Search the data below for "species"; list each line that holds it.

> _EXTRACTED MATERIAL_:
[START]
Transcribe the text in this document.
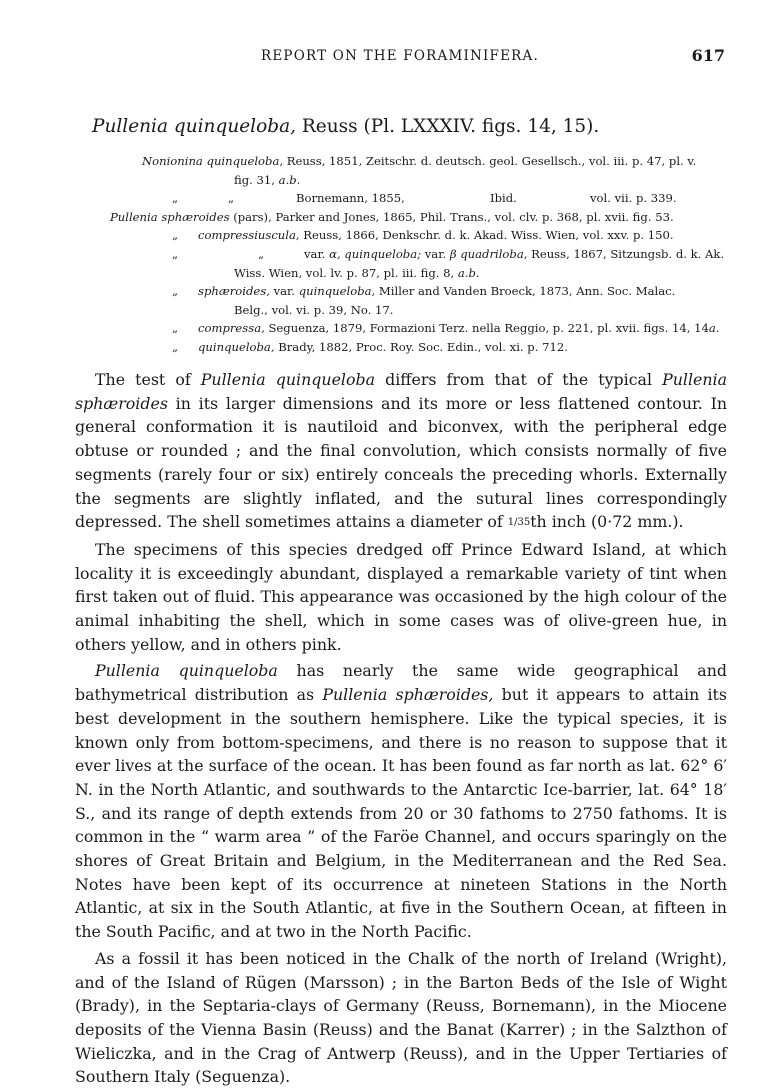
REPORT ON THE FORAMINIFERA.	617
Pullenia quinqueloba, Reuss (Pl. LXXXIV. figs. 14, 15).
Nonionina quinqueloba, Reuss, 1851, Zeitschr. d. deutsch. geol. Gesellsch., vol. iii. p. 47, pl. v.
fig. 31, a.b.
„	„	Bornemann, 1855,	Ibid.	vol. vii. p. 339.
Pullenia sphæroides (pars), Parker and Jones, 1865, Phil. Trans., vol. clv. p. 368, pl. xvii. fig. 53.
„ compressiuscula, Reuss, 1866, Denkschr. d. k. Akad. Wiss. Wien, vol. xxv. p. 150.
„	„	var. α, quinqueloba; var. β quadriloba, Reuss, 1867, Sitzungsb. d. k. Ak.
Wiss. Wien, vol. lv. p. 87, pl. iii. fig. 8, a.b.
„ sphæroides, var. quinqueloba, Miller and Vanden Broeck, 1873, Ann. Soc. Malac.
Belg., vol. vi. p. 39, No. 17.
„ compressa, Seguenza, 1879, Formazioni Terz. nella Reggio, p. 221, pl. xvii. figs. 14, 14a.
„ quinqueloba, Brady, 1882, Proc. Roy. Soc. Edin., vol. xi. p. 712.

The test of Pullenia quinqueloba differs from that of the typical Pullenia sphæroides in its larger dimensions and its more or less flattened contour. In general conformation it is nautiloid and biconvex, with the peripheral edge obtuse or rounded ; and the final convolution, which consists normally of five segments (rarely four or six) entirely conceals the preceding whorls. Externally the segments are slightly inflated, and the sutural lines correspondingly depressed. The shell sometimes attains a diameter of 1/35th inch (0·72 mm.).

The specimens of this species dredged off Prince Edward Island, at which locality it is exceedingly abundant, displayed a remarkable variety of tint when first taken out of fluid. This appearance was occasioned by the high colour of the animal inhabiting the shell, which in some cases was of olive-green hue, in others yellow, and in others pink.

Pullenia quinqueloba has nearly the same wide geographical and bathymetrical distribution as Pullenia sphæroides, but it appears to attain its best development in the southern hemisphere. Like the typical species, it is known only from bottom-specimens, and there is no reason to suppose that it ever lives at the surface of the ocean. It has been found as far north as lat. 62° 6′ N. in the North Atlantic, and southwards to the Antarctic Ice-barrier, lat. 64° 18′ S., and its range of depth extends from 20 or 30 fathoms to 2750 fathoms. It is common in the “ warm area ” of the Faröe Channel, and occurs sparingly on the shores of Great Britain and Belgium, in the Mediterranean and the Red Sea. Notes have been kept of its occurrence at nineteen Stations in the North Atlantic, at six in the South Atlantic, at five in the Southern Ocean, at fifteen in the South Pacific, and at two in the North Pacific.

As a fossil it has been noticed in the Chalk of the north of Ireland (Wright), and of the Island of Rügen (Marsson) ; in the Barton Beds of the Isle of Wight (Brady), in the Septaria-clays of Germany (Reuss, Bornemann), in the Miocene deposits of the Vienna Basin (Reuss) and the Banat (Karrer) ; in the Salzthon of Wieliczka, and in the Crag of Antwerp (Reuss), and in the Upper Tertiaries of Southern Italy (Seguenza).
[END]
[START]
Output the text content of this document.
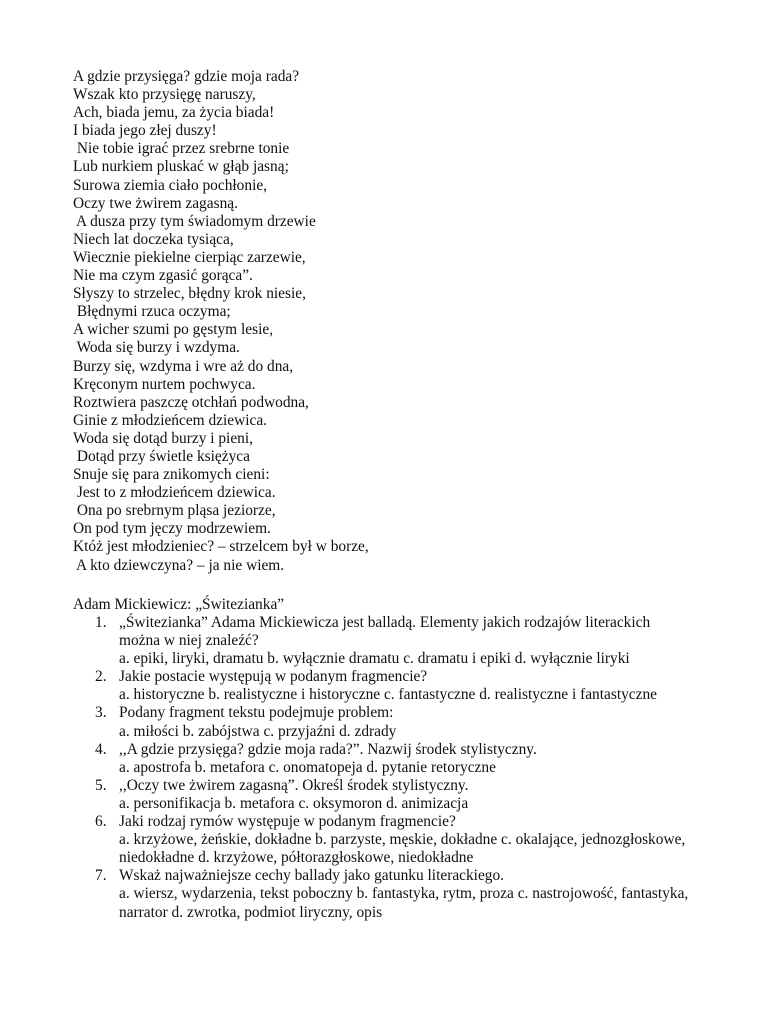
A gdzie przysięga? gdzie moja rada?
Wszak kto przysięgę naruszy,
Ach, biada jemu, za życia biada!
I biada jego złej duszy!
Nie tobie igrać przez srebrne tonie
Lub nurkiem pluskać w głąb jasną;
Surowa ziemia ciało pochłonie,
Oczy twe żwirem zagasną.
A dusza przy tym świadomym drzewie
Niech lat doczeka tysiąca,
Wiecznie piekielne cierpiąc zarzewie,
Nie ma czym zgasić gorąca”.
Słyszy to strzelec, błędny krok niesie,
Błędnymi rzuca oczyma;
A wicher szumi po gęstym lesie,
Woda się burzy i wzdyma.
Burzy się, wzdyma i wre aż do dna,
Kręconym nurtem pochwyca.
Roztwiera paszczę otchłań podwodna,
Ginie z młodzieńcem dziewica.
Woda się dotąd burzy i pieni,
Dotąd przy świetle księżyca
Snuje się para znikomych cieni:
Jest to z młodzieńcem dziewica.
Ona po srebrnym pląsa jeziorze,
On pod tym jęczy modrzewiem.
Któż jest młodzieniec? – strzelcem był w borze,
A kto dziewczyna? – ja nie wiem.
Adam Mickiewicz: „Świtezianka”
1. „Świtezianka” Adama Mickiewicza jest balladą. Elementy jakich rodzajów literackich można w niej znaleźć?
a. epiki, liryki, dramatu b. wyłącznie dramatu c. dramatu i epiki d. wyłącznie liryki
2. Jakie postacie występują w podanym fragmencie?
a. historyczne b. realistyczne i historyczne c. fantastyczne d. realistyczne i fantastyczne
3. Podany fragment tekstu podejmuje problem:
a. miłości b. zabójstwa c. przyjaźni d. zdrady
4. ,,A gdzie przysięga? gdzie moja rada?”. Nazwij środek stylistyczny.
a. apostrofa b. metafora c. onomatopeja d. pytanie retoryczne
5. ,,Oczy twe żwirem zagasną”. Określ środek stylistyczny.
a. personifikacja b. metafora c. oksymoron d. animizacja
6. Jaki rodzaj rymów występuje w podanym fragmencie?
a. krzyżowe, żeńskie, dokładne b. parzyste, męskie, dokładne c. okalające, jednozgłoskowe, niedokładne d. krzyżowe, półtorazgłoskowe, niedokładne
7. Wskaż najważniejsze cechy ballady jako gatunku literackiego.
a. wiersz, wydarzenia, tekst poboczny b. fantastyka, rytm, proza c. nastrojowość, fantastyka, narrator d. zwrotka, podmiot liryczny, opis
[END]
[START]
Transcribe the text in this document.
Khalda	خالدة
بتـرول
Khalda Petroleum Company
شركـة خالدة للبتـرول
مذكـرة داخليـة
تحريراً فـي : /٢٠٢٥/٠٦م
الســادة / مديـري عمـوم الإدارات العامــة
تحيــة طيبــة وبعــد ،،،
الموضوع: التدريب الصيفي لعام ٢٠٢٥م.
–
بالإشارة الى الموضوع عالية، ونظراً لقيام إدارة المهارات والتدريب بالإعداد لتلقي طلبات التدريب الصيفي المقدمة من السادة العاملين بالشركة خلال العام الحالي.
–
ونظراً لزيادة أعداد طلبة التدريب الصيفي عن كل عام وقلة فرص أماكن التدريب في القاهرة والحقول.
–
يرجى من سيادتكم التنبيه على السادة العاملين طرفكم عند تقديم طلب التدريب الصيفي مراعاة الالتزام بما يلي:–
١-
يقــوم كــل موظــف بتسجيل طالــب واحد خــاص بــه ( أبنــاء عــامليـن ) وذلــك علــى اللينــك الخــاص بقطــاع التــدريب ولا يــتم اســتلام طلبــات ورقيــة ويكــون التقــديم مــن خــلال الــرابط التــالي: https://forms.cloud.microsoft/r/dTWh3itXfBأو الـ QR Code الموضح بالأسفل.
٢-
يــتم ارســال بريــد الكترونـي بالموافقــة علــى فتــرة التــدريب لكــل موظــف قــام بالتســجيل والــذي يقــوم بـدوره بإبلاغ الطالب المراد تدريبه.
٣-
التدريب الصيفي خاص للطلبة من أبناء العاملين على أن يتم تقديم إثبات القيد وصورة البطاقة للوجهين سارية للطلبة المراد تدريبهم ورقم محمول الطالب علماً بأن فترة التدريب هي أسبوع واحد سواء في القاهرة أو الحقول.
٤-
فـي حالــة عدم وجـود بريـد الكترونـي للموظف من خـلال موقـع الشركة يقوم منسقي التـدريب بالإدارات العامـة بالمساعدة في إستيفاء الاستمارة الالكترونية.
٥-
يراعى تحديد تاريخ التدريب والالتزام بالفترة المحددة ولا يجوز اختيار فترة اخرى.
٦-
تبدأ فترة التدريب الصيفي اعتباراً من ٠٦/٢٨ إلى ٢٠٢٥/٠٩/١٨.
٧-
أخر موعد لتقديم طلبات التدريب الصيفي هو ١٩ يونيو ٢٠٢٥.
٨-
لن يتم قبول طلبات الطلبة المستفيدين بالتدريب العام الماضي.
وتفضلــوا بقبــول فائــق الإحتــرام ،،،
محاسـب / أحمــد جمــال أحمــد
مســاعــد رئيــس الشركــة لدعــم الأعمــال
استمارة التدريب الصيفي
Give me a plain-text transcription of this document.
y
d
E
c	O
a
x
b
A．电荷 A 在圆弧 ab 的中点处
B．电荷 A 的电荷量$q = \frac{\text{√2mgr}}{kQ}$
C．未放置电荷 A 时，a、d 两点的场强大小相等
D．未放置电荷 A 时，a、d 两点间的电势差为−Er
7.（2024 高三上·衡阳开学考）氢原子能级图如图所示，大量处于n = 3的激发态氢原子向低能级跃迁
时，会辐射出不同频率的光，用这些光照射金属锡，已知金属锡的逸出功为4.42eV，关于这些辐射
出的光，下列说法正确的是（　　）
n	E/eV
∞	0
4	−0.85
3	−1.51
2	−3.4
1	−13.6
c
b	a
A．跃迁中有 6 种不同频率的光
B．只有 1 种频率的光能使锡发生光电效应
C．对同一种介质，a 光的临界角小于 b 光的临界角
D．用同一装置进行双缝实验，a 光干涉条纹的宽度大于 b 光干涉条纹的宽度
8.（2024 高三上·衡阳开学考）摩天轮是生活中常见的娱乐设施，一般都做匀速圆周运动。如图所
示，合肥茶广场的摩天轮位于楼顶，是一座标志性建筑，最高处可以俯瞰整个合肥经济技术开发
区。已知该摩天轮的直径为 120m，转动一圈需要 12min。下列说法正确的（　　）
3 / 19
[END]
> _RESULT BELOW_:
The specimens of this species dredged off Prince Edward Island, at which locality it is exceedingly abundant, displayed a remarkable variety of tint when first taken out of fluid. This appearance was occasioned by the high colour of the animal inhabiting the shell, which in some cases was of olive-green hue, in others yellow, and in others pink.
Pullenia quinqueloba has nearly the same wide geographical and bathymetrical distribution as Pullenia sphæroides, but it appears to attain its best development in the southern hemisphere. Like the typical species, it is known only from bottom-specimens, and there is no reason to suppose that it ever lives at the surface of the ocean. It has been found as far north as lat. 62° 6′ N. in the North Atlantic, and southwards to the Antarctic Ice-barrier, lat. 64° 18′ S., and its range of depth extends from 20 or 30 fathoms to 2750 fathoms. It is common in the “ warm area ” of the Faröe Channel, and occurs sparingly on the shores of Great Britain and Belgium, in the Mediterranean and the Red Sea. Notes have been kept of its occurrence at nineteen Stations in the North Atlantic, at six in the South Atlantic, at five in the Southern Ocean, at fifteen in the South Pacific, and at two in the North Pacific.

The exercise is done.